§ **Work required**
Copy out the entries below precisely; nothing is to be omitted.
=====
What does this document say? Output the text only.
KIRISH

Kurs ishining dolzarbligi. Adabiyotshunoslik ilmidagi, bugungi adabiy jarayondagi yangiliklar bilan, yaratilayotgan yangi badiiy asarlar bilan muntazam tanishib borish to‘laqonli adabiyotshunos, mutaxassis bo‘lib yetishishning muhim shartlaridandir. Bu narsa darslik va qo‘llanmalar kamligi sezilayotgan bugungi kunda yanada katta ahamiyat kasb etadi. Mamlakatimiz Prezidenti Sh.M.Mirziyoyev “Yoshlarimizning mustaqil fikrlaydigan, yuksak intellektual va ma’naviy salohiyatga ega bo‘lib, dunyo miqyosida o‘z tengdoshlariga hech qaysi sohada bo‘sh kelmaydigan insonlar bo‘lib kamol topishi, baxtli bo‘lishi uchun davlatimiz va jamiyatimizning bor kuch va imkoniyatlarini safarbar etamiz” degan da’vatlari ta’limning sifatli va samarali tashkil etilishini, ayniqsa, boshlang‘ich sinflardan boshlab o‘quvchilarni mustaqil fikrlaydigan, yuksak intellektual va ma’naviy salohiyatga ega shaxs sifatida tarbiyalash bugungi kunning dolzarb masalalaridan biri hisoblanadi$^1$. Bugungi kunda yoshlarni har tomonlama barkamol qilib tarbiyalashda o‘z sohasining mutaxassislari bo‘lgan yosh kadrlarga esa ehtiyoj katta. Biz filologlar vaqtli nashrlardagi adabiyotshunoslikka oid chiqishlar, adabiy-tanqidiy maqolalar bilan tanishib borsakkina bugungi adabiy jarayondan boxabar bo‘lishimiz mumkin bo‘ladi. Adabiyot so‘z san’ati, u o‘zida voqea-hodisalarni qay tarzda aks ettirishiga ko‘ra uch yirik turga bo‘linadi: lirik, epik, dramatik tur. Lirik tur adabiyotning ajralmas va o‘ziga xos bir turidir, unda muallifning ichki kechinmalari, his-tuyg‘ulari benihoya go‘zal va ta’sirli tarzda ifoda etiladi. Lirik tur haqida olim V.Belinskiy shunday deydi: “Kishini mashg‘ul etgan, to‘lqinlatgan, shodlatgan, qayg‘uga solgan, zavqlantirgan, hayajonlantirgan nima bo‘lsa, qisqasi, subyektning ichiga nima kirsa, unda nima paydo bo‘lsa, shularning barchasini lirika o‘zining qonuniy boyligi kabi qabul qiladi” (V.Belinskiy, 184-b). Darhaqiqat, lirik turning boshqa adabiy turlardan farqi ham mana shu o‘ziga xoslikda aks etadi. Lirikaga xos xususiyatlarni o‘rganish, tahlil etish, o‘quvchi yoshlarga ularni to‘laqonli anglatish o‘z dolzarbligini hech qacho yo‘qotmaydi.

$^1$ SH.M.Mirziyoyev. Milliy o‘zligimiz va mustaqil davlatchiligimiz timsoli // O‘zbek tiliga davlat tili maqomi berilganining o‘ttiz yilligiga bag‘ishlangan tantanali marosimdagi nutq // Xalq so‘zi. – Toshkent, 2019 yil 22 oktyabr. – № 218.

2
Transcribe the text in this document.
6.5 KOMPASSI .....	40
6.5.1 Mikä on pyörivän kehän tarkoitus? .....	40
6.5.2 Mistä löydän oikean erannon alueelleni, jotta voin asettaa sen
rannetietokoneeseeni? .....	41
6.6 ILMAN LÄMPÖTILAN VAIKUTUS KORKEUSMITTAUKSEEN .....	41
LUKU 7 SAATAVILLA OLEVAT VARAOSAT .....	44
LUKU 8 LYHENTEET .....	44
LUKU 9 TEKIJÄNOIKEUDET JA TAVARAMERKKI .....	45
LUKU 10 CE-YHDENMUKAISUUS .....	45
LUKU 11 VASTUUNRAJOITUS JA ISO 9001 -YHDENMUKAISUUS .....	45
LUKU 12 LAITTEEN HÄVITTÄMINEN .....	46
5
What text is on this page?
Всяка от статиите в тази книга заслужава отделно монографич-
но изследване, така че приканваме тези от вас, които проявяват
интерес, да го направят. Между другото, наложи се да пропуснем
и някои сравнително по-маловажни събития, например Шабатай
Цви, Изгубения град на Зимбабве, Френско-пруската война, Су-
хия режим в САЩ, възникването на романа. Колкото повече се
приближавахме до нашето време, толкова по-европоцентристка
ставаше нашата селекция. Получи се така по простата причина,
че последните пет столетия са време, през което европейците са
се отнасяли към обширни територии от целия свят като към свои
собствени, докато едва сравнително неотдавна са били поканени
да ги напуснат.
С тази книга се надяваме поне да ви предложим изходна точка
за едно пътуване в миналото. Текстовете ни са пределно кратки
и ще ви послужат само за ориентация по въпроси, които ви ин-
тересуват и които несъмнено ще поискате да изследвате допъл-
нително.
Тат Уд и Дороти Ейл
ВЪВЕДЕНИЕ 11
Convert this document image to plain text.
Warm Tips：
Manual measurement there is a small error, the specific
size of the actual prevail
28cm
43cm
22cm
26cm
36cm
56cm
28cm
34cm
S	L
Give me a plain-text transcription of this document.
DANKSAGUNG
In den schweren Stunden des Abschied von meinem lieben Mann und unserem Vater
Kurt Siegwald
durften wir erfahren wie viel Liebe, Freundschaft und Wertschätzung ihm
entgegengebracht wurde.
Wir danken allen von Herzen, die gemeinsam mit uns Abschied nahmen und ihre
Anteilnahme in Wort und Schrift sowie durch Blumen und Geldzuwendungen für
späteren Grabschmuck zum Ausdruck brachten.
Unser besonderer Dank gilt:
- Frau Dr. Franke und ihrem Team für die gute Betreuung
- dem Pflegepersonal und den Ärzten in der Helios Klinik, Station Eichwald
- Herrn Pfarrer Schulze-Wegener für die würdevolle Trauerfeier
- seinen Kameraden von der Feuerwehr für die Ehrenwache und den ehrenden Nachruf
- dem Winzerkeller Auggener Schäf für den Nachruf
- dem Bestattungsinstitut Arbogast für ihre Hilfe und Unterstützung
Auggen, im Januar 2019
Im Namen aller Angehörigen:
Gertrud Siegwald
=====
§ **Exercise result**
What does this document say? Output the text only.
KIRISH

Kurs ishining dolzarbligi. Adabiyotshunoslik ilmidagi, bugungi adabiy jarayondagi yangiliklar bilan, yaratilayotgan yangi badiiy asarlar bilan muntazam tanishib borish to‘laqonli adabiyotshunos, mutaxassis bo‘lib yetishishning muhim shartlaridandir. Bu narsa darslik va qo‘llanmalar kamligi sezilayotgan bugungi kunda yanada katta ahamiyat kasb etadi. Mamlakatimiz Prezidenti Sh.M.Mirziyoyev “Yoshlarimizning mustaqil fikrlaydigan, yuksak intellektual va ma’naviy salohiyatga ega bo‘lib, dunyo miqyosida o‘z tengdoshlariga hech qaysi sohada bo‘sh kelmaydigan insonlar bo‘lib kamol topishi, baxtli bo‘lishi uchun davlatimiz va jamiyatimizning bor kuch va imkoniyatlarini safarbar etamiz” degan da’vatlari ta’limning sifatli va samarali tashkil etilishini, ayniqsa, boshlang‘ich sinflardan boshlab o‘quvchilarni mustaqil fikrlaydigan, yuksak intellektual va ma’naviy salohiyatga ega shaxs sifatida tarbiyalash bugungi kunning dolzarb masalalaridan biri hisoblanadi$^1$. Bugungi kunda yoshlarni har tomonlama barkamol qilib tarbiyalashda o‘z sohasining mutaxassislari bo‘lgan yosh kadrlarga esa ehtiyoj katta. Biz filologlar vaqtli nashrlardagi adabiyotshunoslikka oid chiqishlar, adabiy-tanqidiy maqolalar bilan tanishib borsakkina bugungi adabiy jarayondan boxabar bo‘lishimiz mumkin bo‘ladi. Adabiyot so‘z san’ati, u o‘zida voqea-hodisalarni qay tarzda aks ettirishiga ko‘ra uch yirik turga bo‘linadi: lirik, epik, dramatik tur. Lirik tur adabiyotning ajralmas va o‘ziga xos bir turidir, unda muallifning ichki kechinmalari, his-tuyg‘ulari benihoya go‘zal va ta’sirli tarzda ifoda etiladi. Lirik tur haqida olim V.Belinskiy shunday deydi: “Kishini mashg‘ul etgan, to‘lqinlatgan, shodlatgan, qayg‘uga solgan, zavqlantirgan, hayajonlantirgan nima bo‘lsa, qisqasi, subyektning ichiga nima kirsa, unda nima paydo bo‘lsa, shularning barchasini lirika o‘zining qonuniy boyligi kabi qabul qiladi” (V.Belinskiy, 184-b). Darhaqiqat, lirik turning boshqa adabiy turlardan farqi ham mana shu o‘ziga xoslikda aks etadi. Lirikaga xos xususiyatlarni o‘rganish, tahlil etish, o‘quvchi yoshlarga ularni to‘laqonli anglatish o‘z dolzarbligini hech qacho yo‘qotmaydi.

$^1$ SH.M.Mirziyoyev. Milliy o‘zligimiz va mustaqil davlatchiligimiz timsoli // O‘zbek tiliga davlat tili maqomi berilganining o‘ttiz yilligiga bag‘ishlangan tantanali marosimdagi nutq // Xalq so‘zi. – Toshkent, 2019 yil 22 oktyabr. – № 218.

2
Transcribe the text in this document.
6.5 KOMPASSI .....	40
6.5.1 Mikä on pyörivän kehän tarkoitus? .....	40
6.5.2 Mistä löydän oikean erannon alueelleni, jotta voin asettaa sen
rannetietokoneeseeni? .....	41
6.6 ILMAN LÄMPÖTILAN VAIKUTUS KORKEUSMITTAUKSEEN .....	41
LUKU 7 SAATAVILLA OLEVAT VARAOSAT .....	44
LUKU 8 LYHENTEET .....	44
LUKU 9 TEKIJÄNOIKEUDET JA TAVARAMERKKI .....	45
LUKU 10 CE-YHDENMUKAISUUS .....	45
LUKU 11 VASTUUNRAJOITUS JA ISO 9001 -YHDENMUKAISUUS .....	45
LUKU 12 LAITTEEN HÄVITTÄMINEN .....	46
5
What text is on this page?
Всяка от статиите в тази книга заслужава отделно монографич-
но изследване, така че приканваме тези от вас, които проявяват
интерес, да го направят. Между другото, наложи се да пропуснем
и някои сравнително по-маловажни събития, например Шабатай
Цви, Изгубения град на Зимбабве, Френско-пруската война, Су-
хия режим в САЩ, възникването на романа. Колкото повече се
приближавахме до нашето време, толкова по-европоцентристка
ставаше нашата селекция. Получи се така по простата причина,
че последните пет столетия са време, през което европейците са
се отнасяли към обширни територии от целия свят като към свои
собствени, докато едва сравнително неотдавна са били поканени
да ги напуснат.
С тази книга се надяваме поне да ви предложим изходна точка
за едно пътуване в миналото. Текстовете ни са пределно кратки
и ще ви послужат само за ориентация по въпроси, които ви ин-
тересуват и които несъмнено ще поискате да изследвате допъл-
нително.
Тат Уд и Дороти Ейл
ВЪВЕДЕНИЕ 11
Convert this document image to plain text.
Warm Tips：
Manual measurement there is a small error, the specific
size of the actual prevail
28cm
43cm
22cm
26cm
36cm
56cm
28cm
34cm
S	L
Give me a plain-text transcription of this document.
DANKSAGUNG
In den schweren Stunden des Abschied von meinem lieben Mann und unserem Vater
Kurt Siegwald
durften wir erfahren wie viel Liebe, Freundschaft und Wertschätzung ihm
entgegengebracht wurde.
Wir danken allen von Herzen, die gemeinsam mit uns Abschied nahmen und ihre
Anteilnahme in Wort und Schrift sowie durch Blumen und Geldzuwendungen für
späteren Grabschmuck zum Ausdruck brachten.
Unser besonderer Dank gilt:
- Frau Dr. Franke und ihrem Team für die gute Betreuung
- dem Pflegepersonal und den Ärzten in der Helios Klinik, Station Eichwald
- Herrn Pfarrer Schulze-Wegener für die würdevolle Trauerfeier
- seinen Kameraden von der Feuerwehr für die Ehrenwache und den ehrenden Nachruf
- dem Winzerkeller Auggener Schäf für den Nachruf
- dem Bestattungsinstitut Arbogast für ihre Hilfe und Unterstützung
Auggen, im Januar 2019
Im Namen aller Angehörigen:
Gertrud Siegwald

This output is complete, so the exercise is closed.